▶ _The request_:
Return every line of the material exactly.

[Records]

================================

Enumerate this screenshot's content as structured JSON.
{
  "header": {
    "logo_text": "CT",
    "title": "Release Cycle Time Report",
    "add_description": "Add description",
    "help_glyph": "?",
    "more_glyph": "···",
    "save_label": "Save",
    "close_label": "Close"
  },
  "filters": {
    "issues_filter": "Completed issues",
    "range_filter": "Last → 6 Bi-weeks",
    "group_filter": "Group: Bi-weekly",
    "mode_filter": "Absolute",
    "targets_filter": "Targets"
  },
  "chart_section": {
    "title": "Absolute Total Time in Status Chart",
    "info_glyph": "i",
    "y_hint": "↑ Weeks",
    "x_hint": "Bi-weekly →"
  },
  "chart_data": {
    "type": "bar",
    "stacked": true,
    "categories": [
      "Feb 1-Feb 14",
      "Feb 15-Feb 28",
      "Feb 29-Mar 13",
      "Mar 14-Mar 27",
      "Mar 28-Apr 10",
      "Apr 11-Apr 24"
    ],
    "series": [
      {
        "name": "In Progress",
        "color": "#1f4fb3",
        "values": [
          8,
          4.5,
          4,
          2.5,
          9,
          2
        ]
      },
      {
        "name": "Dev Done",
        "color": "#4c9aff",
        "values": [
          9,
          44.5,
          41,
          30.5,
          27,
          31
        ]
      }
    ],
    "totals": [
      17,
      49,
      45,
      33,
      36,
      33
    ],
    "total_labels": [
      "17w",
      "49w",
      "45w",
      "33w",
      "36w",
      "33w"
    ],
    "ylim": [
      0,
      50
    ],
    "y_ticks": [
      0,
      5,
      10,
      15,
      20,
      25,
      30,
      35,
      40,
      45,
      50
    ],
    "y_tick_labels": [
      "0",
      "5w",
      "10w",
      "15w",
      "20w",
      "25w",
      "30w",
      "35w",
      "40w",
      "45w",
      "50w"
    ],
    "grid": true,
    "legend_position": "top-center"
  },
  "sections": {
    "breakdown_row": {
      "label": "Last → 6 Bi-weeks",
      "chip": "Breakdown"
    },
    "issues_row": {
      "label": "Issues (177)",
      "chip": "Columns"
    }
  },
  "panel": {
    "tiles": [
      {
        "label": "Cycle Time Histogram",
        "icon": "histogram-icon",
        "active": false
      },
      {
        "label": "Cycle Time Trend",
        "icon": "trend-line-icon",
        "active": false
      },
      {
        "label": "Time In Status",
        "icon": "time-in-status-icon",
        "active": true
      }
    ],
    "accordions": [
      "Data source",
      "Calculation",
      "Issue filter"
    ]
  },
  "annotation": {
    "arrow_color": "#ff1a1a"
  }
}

================================

▶ _Task solution_:
Enumerate this screenshot's content as structured JSON.
{
  "header": {
    "logo_text": "CT",
    "title": "Release Cycle Time Report",
    "add_description": "Add description",
    "help_glyph": "?",
    "more_glyph": "···",
    "save_label": "Save",
    "close_label": "Close"
  },
  "filters": {
    "issues_filter": "Completed issues",
    "range_filter": "Last → 6 Bi-weeks",
    "group_filter": "Group: Bi-weekly",
    "mode_filter": "Absolute",
    "targets_filter": "Targets"
  },
  "chart_section": {
    "title": "Absolute Total Time in Status Chart",
    "info_glyph": "i",
    "y_hint": "↑ Weeks",
    "x_hint": "Bi-weekly →"
  },
  "chart_data": {
    "type": "bar",
    "stacked": true,
    "categories": [
      "Feb 1-Feb 14",
      "Feb 15-Feb 28",
      "Feb 29-Mar 13",
      "Mar 14-Mar 27",
      "Mar 28-Apr 10",
      "Apr 11-Apr 24"
    ],
    "series": [
      {
        "name": "In Progress",
        "color": "#1f4fb3",
        "values": [
          8,
          4.5,
          4,
          2.5,
          9,
          2
        ]
      },
      {
        "name": "Dev Done",
        "color": "#4c9aff",
        "values": [
          9,
          44.5,
          41,
          30.5,
          27,
          31
        ]
      }
    ],
    "totals": [
      17,
      49,
      45,
      33,
      36,
      33
    ],
    "total_labels": [
      "17w",
      "49w",
      "45w",
      "33w",
      "36w",
      "33w"
    ],
    "ylim": [
      0,
      50
    ],
    "y_ticks": [
      0,
      5,
      10,
      15,
      20,
      25,
      30,
      35,
      40,
      45,
      50
    ],
    "y_tick_labels": [
      "0",
      "5w",
      "10w",
      "15w",
      "20w",
      "25w",
      "30w",
      "35w",
      "40w",
      "45w",
      "50w"
    ],
    "grid": true,
    "legend_position": "top-center"
  },
  "sections": {
    "breakdown_row": {
      "label": "Last → 6 Bi-weeks",
      "chip": "Breakdown"
    },
    "issues_row": {
      "label": "Issues (177)",
      "chip": "Columns"
    }
  },
  "panel": {
    "tiles": [
      {
        "label": "Cycle Time Histogram",
        "icon": "histogram-icon",
        "active": false
      },
      {
        "label": "Cycle Time Trend",
        "icon": "trend-line-icon",
        "active": false
      },
      {
        "label": "Time In Status",
        "icon": "time-in-status-icon",
        "active": true
      }
    ],
    "accordions": [
      "Data source",
      "Calculation",
      "Issue filter"
    ]
  },
  "annotation": {
    "arrow_color": "#ff1a1a"
  }
}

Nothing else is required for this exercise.